* Document text:
________________________________________

Hydrogen applications

Our HyGGeTM water electrolyzers are designed for ultra-pure green hydrogen production and applications anywhere in the world. Our units are extremely safe, reliable, and affordable, and they are housed in standard 40ft High Cube containers. This means that our electrolyzers can be easily transported to any production site.

Our water electrolyzers are customized for a range of industries and hydrogen applications: large industries needing continuous high-volume hydrogen production, specialized industries seeking dependable and scalable supplies of ultra-pure hydrogen, mobility companies in need of pure, pressurized hydrogen, and energy companies aiming to convert surplus renewable energy into hydrogen for storage and future utilization.

Large industries

The HyGGeTM water electrolyzers enable the continuous production of large hydrogen volumes in demanding industrial environments that operate 24/7. Our units exhibit exceptional reliability, performance, and durability. They function autonomously, can be monitored remotely, and require minimal maintenance.

Sulphur removal for refineries

We enable refineries to generate vast quantities of green hydrogen 24/7 for upgrading crude oil into petrol, diesel, and other chemicals.

H2 for the ammonia/fertilizer industry

We enable ammonia producers to transition from hydrogen production using fossil fuels to producing green hydrogen using clean energy.

Eco-friendly methanol and chemicals

The synthesis and distillation of methanol and other chemicals require hydrogen. We enable the production of green hydrogen for the manufacturing of eco-friendly chemicals.

CO2 reduction in cement production

Hydrogen can be used to capture and utilize up to 50% of CO2 emissions from cement production, thereby reducing the environmental impact of cement manufacturing.

CO2 reduction in metallurgy (DRI)

Hydrogen can serve as the sole reducing agent for Direct Reduction of Iron (DRI), effectively decreasing the carbon footprint of the metallurgy sector.

________________________________________

* Extracted material:

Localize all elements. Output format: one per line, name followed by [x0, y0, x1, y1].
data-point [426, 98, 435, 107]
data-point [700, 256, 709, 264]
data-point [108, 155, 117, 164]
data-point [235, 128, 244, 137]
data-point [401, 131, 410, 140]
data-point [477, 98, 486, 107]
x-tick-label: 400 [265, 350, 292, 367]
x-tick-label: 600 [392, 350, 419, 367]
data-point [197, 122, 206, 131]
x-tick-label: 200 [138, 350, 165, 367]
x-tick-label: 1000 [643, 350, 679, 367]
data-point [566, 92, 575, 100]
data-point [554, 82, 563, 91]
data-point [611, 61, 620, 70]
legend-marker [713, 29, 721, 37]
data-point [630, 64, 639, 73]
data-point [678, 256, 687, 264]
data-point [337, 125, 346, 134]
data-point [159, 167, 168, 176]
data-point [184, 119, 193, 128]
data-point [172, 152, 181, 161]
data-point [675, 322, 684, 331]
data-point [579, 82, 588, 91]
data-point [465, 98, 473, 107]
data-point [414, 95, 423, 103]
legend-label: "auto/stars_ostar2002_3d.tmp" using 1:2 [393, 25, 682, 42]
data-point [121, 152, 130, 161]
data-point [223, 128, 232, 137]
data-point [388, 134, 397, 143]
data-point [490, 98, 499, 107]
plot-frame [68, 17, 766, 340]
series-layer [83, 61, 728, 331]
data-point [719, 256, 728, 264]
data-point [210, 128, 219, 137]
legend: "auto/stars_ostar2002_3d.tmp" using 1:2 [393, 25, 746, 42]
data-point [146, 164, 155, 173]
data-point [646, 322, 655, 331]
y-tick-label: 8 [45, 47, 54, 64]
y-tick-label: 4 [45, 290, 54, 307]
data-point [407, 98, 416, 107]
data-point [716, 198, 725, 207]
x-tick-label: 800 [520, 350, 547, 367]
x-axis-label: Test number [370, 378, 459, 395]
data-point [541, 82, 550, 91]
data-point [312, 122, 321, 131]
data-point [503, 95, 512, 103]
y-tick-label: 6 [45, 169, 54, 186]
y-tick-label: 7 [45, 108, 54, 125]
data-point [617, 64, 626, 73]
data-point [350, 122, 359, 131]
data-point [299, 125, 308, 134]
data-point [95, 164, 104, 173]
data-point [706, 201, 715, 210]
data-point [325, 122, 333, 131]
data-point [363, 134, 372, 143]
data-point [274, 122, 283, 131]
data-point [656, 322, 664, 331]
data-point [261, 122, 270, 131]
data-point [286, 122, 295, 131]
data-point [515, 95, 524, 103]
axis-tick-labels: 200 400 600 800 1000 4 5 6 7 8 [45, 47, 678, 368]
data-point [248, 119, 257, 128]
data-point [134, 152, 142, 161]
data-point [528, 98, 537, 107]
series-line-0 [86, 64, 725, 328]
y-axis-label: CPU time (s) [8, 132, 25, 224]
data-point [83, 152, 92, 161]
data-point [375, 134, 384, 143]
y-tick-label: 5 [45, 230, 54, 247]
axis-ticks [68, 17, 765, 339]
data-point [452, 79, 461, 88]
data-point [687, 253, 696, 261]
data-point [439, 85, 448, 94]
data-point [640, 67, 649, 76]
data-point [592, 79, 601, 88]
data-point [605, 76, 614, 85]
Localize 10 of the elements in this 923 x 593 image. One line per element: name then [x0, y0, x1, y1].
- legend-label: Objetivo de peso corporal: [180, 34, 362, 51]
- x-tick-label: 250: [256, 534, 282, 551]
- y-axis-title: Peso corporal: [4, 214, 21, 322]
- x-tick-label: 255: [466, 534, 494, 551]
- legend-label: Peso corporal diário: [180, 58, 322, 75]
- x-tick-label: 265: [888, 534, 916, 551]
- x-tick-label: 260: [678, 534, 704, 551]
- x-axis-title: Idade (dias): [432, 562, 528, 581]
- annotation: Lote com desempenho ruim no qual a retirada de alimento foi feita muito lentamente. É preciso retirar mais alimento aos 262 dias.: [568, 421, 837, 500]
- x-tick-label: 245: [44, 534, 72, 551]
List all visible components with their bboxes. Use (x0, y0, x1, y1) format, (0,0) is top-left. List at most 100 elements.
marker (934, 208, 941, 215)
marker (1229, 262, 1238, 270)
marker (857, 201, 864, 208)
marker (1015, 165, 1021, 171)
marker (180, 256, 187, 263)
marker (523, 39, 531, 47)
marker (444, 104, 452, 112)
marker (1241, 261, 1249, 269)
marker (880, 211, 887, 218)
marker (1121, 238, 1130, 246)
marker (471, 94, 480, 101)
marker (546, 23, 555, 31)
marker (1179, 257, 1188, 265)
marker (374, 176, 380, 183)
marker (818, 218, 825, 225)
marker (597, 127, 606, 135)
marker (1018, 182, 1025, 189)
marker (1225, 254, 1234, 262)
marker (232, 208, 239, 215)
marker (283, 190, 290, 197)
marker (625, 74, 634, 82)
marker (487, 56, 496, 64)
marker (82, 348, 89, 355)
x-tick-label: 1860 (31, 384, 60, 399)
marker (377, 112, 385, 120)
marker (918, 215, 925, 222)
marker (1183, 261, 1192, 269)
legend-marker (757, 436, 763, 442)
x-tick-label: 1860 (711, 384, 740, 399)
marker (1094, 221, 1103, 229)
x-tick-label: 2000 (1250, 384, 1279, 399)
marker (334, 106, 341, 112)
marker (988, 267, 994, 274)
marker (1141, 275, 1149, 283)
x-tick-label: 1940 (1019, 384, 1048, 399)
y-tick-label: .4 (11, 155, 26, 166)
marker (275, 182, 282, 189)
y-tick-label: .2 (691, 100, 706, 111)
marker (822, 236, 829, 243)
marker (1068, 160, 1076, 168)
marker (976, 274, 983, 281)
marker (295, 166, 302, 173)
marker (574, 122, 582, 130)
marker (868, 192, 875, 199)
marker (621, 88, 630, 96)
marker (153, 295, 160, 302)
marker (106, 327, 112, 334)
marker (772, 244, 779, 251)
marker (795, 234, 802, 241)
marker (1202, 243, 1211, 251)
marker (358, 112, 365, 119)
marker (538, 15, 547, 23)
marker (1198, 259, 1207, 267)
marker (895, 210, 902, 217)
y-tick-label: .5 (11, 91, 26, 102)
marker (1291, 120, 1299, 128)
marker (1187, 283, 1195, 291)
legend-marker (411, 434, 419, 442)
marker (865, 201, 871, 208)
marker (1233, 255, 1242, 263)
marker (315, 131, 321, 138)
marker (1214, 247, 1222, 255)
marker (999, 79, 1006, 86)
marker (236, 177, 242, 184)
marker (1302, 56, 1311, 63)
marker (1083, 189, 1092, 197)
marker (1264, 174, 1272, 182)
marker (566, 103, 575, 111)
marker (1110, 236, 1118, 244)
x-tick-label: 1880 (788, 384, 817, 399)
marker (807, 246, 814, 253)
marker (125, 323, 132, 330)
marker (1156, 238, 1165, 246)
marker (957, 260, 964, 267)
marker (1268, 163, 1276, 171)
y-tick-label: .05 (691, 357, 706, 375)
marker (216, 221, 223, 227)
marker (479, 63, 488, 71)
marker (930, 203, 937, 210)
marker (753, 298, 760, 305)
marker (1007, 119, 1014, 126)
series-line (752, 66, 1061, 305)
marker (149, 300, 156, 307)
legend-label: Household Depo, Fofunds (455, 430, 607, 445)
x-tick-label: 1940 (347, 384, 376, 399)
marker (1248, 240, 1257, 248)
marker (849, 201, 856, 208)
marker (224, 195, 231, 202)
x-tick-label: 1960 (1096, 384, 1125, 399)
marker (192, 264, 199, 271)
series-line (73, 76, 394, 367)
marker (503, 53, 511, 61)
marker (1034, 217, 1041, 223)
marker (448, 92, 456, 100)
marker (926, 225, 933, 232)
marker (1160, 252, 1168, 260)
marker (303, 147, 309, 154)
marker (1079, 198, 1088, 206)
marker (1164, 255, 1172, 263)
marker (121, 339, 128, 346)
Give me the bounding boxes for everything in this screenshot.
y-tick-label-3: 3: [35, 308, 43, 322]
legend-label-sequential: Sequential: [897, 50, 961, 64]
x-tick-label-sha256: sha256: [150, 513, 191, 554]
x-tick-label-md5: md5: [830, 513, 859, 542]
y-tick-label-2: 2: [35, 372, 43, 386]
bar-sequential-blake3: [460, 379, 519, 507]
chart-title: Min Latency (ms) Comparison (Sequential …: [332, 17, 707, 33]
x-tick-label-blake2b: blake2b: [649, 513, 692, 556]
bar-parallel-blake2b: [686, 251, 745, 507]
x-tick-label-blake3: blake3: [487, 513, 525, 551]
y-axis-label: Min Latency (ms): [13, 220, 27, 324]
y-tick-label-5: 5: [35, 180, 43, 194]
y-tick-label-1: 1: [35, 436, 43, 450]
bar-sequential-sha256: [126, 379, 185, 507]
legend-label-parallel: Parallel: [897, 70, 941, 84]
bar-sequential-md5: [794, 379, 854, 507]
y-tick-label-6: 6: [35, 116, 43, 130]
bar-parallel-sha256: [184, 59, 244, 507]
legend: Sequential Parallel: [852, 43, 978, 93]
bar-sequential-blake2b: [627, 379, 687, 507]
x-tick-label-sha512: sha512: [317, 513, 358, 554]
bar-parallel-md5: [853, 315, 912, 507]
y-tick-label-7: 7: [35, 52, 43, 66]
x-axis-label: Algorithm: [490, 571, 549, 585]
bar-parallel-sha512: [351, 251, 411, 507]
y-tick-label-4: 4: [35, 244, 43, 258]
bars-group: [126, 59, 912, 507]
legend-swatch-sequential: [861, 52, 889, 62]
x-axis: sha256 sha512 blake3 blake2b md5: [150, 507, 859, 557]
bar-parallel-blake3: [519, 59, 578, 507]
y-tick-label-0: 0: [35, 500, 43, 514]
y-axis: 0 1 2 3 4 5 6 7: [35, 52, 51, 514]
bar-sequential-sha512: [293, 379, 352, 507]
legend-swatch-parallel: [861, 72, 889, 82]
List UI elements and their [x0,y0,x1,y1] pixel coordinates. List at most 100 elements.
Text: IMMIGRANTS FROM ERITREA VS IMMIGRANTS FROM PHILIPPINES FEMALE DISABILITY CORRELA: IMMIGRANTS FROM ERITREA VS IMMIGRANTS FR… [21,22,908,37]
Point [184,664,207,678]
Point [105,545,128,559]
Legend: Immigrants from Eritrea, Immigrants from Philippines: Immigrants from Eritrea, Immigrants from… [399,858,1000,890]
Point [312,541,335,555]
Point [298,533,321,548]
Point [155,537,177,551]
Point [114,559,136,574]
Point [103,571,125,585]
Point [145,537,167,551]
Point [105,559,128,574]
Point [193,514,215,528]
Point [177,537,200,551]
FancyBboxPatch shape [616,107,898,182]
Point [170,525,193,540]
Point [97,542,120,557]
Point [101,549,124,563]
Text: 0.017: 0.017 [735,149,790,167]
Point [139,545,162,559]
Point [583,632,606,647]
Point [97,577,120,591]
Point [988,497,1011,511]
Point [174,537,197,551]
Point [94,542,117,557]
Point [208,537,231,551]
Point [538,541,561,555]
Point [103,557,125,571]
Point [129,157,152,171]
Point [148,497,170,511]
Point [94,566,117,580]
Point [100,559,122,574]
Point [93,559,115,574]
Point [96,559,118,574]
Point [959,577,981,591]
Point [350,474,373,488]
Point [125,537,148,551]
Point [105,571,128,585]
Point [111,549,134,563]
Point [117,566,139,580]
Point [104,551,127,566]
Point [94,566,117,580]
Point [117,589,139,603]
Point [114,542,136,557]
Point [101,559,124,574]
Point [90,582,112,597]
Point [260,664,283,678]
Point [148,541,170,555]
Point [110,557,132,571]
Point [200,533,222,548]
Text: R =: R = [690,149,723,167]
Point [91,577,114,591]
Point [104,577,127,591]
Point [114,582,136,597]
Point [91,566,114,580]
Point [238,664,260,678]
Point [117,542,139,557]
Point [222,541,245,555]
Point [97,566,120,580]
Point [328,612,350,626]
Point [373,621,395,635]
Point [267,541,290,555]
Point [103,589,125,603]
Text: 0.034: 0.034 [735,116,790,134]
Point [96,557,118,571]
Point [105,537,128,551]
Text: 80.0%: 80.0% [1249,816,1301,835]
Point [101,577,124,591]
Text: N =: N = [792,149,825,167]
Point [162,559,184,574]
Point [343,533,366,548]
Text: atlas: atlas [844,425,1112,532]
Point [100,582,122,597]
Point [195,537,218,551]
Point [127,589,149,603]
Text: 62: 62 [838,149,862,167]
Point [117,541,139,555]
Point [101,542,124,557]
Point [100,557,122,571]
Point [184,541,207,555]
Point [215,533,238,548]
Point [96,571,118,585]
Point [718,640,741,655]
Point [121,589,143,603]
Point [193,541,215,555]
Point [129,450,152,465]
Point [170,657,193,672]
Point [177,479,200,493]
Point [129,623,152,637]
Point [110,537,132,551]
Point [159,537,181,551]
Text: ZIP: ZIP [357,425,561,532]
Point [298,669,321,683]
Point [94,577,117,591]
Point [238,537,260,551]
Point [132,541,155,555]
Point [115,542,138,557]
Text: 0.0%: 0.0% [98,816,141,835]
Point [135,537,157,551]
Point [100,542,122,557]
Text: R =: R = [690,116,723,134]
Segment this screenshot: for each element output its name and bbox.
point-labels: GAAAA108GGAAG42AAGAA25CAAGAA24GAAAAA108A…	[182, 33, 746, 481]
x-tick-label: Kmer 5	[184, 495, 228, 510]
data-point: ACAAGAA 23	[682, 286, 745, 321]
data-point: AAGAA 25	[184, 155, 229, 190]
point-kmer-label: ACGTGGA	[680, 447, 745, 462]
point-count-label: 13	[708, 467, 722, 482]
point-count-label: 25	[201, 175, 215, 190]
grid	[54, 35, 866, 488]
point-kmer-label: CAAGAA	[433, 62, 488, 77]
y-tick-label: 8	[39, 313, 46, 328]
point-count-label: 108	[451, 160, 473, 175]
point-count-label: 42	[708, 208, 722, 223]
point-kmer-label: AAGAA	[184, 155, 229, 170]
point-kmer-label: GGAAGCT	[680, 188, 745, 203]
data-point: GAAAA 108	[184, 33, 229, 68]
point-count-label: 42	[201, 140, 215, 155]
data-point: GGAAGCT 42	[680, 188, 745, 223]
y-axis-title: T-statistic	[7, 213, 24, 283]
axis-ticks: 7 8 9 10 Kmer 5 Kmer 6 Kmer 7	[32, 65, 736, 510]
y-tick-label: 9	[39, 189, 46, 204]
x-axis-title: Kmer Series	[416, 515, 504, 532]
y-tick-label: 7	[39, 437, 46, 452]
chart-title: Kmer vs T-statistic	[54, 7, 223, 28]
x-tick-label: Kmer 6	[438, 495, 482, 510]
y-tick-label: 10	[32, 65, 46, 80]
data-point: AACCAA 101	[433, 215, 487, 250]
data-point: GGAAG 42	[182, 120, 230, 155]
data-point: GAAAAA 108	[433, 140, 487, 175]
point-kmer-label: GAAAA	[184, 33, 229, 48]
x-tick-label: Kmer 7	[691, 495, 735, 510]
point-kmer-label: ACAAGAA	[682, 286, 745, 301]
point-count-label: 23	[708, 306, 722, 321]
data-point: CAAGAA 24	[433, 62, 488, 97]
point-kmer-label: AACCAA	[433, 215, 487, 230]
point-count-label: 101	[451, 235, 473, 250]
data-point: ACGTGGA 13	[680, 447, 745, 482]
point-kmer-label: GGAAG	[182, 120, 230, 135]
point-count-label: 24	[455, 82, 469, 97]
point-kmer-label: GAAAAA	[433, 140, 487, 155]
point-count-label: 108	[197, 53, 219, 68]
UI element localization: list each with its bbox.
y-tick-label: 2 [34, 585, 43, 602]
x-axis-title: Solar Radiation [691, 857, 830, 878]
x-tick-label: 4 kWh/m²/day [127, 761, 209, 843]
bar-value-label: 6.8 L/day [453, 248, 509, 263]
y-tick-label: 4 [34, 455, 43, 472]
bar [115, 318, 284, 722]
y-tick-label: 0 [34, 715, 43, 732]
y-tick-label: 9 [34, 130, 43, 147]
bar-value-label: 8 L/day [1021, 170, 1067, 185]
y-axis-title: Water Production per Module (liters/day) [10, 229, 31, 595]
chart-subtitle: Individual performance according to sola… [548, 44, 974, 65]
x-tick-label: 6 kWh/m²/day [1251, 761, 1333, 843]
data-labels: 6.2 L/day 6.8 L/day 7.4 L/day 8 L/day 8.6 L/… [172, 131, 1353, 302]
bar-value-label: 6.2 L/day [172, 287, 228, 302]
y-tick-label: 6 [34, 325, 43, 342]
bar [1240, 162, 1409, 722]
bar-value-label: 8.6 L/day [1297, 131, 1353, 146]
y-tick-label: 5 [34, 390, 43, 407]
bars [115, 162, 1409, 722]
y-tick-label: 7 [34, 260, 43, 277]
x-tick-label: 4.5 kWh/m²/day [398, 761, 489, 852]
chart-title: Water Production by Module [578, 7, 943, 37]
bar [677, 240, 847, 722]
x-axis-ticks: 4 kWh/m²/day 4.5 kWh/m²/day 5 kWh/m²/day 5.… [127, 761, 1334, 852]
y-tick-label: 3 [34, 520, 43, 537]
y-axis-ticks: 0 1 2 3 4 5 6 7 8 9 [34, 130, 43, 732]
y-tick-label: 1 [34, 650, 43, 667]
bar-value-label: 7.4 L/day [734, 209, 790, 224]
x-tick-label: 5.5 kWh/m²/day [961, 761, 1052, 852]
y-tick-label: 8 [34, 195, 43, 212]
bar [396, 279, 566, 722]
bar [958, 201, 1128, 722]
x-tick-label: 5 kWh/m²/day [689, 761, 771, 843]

________________________________________

* Task instructions:
1 – Reproduce word for word the passage of the hydrogen applications text that begins with the words "Sulphur removal for" and ends after the words "using clean energy.".
2 – Pick up the hydrogen applications text where it stops and keep writing it.

* Answers by task:
1 –
Sulphur removal for refineries

We enable refineries to generate vast quantities of green hydrogen 24/7 for upgrading crude oil into petrol, diesel, and other chemicals.

H2 for the ammonia/fertilizer industry

We enable ammonia producers to transition from hydrogen production using fossil fuels to producing green hydrogen using clean energy.

2 –
Specialized industries

We facilitate the safe, secure, and high-quality (pure) green hydrogen. production. Our HyGGeTM water electrolyzers come as pre-integrated solutions, thereby demanding minimal installation and maintenance expenses. Furthermore, our units provide hydrogen at pressure, reducing associated costs of additional compression in downstream production processes.

Food: fat & oil

Our HyGGeTM water electrolyzers produce high-purity, food-grade hydrogen used for hydrogenation and refining processes in the food sector, specifically for edible oils.

Better glass production

Our HyGGeTM units produce high purity hydrogen, ready to be mixed with nitrogen as a blanketing atmosphere in the most demanding glass manufacturing processes. Hydrogen is furthermore considered as a carbon-free alternative for natural gas to create the high oven temperature.

Annealing in metallurgy

Our units are capable of green hydrogen production for controlled atmosphere annealing, preventing the oxidation and discoloration of metals.

H2 for (petro)chemical and pharma industries

Our hydrogen can serve various purposes, including gas purification, vitamin, and pharmaceutical production, and functioning as a reducing agent.

Ultra-pure hydrogen for electronics

The high purity hydrogen from our HyGGeTM units can be upgraded relatively easily to ultra-pure hydrogen used in the manufacturing of semiconductors and other advanced products like solar panels.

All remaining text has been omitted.